Write out the full listing exactly as given, minus the images.
start WORKING DATA
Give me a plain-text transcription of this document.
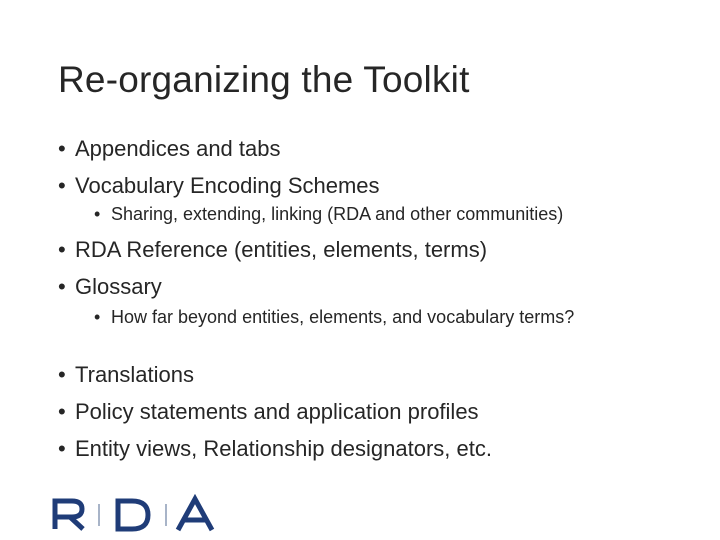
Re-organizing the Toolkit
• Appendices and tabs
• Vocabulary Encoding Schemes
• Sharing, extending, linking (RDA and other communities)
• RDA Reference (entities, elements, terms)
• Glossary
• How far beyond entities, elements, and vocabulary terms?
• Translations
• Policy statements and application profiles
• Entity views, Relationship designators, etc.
end WORKING DATA
* _SOLUTION_:
Give me a plain-text transcription of this document.
Re-organizing the Toolkit
• Appendices and tabs
• Vocabulary Encoding Schemes
• Sharing, extending, linking (RDA and other communities)
• RDA Reference (entities, elements, terms)
• Glossary
• How far beyond entities, elements, and vocabulary terms?
• Translations
• Policy statements and application profiles
• Entity views, Relationship designators, etc.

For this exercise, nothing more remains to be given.